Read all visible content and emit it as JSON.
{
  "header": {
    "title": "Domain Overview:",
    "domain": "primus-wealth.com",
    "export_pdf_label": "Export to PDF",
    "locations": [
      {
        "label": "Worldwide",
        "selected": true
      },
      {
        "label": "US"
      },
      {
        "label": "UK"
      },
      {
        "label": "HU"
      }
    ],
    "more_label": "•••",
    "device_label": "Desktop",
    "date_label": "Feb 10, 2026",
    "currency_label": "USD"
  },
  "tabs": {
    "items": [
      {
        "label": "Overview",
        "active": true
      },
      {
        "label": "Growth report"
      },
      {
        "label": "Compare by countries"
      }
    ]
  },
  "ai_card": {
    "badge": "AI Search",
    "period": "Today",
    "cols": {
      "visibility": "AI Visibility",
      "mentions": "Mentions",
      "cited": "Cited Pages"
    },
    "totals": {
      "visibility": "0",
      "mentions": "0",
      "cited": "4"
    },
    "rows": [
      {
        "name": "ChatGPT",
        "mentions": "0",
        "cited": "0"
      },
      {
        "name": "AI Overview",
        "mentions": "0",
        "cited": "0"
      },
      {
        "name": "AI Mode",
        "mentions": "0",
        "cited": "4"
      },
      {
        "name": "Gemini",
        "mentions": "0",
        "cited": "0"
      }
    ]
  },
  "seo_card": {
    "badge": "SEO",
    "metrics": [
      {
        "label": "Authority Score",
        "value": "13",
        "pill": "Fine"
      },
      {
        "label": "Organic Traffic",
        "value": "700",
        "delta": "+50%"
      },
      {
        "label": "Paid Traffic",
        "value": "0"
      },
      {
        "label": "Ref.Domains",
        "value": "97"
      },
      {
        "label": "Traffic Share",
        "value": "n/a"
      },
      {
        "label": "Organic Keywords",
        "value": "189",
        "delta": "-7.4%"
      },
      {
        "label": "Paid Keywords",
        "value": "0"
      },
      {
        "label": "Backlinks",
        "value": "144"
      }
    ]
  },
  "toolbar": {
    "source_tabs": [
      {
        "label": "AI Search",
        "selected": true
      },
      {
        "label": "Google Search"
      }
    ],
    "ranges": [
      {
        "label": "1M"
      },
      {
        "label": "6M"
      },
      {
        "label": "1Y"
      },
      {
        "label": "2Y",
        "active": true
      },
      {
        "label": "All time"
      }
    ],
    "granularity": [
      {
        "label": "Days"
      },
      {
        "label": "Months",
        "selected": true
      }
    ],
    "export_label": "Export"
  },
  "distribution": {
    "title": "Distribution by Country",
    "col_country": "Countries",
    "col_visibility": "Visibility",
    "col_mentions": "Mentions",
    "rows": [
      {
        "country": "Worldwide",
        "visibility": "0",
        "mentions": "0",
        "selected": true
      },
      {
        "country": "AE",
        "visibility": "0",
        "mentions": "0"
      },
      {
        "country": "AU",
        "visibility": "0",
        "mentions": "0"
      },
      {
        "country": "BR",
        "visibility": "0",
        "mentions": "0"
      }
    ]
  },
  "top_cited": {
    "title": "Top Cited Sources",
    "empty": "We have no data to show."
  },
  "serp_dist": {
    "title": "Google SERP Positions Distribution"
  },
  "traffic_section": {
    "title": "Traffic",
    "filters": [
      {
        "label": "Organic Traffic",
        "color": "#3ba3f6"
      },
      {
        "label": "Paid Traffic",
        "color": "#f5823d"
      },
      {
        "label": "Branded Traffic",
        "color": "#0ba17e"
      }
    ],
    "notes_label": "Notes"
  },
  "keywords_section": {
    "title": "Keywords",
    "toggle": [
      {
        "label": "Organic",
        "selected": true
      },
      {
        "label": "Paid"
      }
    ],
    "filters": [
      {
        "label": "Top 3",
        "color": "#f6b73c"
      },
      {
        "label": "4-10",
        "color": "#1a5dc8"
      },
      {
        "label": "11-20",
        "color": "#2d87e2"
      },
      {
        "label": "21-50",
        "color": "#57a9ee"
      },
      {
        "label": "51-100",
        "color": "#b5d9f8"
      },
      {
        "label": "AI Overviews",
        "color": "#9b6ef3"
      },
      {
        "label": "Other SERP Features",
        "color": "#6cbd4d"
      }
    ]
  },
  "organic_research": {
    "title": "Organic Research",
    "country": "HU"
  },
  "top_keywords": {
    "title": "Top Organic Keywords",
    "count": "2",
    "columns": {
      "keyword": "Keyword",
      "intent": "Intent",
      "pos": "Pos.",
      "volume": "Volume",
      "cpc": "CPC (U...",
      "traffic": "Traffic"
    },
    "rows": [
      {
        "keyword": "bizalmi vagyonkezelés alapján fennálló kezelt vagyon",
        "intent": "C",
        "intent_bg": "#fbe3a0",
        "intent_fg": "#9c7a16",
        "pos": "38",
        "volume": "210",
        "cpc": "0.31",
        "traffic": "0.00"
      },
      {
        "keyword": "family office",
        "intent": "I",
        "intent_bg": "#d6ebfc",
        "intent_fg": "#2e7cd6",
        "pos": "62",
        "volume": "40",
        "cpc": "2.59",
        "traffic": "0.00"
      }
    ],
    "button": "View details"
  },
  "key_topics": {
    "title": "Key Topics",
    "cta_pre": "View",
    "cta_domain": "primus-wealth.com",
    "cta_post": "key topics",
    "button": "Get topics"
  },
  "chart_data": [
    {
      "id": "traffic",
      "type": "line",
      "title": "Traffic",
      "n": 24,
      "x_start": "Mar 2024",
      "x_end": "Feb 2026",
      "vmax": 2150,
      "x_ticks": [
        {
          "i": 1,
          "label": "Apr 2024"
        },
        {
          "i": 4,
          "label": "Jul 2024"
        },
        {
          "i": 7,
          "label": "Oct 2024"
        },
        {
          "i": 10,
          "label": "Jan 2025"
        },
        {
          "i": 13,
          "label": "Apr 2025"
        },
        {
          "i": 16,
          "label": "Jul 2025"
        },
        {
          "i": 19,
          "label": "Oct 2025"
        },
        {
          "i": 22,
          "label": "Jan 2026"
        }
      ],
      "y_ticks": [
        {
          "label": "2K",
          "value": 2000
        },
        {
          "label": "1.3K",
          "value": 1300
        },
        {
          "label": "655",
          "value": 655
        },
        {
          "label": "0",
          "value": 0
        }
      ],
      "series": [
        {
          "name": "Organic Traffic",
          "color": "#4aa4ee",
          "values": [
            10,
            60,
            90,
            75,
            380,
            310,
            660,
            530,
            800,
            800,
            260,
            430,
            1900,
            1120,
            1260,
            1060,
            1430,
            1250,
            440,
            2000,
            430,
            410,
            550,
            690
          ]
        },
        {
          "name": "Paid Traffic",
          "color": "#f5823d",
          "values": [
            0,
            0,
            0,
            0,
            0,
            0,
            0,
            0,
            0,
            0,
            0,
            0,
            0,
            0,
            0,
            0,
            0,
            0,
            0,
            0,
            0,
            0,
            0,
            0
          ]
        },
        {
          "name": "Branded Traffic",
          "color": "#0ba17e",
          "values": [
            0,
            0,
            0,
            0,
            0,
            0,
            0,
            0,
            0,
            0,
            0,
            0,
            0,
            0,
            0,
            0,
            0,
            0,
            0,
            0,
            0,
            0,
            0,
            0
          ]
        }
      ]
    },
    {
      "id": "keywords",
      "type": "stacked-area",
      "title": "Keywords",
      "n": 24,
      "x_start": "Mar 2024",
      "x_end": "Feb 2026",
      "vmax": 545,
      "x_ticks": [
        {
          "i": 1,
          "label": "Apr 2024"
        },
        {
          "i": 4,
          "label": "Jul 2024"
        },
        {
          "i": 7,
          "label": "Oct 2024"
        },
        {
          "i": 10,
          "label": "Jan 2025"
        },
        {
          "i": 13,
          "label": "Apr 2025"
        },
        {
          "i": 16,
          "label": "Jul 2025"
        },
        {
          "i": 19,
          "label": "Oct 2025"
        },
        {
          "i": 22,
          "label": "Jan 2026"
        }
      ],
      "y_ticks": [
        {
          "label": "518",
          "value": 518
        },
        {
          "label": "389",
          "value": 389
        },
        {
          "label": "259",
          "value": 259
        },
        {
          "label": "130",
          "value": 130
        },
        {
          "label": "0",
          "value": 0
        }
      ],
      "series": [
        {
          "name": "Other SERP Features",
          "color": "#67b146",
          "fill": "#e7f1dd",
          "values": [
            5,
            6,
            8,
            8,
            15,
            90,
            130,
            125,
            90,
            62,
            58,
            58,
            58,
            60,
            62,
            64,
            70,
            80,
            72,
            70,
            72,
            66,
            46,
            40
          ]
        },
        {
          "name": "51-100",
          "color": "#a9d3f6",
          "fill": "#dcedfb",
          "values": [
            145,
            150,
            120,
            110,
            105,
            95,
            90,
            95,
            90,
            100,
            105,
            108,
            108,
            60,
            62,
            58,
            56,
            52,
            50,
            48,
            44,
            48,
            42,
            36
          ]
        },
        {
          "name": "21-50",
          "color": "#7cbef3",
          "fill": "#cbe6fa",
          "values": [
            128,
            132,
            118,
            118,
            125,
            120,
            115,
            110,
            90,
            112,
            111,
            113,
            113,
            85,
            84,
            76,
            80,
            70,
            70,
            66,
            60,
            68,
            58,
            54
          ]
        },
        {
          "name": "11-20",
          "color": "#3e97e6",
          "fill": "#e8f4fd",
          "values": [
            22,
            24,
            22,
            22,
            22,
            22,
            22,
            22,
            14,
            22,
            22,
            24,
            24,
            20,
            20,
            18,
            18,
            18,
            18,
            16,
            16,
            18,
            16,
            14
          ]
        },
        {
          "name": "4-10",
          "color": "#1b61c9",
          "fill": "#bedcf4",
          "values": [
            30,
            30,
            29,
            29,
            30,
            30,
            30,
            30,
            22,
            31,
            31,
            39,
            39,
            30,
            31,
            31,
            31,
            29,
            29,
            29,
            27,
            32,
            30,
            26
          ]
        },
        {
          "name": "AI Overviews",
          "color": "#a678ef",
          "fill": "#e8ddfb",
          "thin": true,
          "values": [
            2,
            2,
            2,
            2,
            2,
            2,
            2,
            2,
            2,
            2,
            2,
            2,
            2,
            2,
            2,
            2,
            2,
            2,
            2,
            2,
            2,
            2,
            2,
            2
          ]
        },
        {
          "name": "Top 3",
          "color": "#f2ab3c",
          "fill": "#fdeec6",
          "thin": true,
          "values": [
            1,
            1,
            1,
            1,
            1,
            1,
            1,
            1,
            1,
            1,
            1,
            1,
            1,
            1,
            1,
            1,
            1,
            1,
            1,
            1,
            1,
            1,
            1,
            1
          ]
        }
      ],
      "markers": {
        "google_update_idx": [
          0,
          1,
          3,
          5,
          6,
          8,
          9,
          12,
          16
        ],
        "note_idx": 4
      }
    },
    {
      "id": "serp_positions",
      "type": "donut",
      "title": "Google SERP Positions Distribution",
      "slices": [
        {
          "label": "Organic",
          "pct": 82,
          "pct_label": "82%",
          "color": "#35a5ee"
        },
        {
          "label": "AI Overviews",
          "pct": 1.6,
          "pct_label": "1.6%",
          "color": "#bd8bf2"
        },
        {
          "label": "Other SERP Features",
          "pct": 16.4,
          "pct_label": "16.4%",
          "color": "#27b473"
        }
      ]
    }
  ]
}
#####
** Brief **
Check each line of the records above for "Paid", and copy those that have it.

** Result for this exercise **
        "label": "Paid Traffic",
        "label": "Paid Keywords",
        "label": "Paid Traffic",
        "label": "Paid"
          "name": "Paid Traffic",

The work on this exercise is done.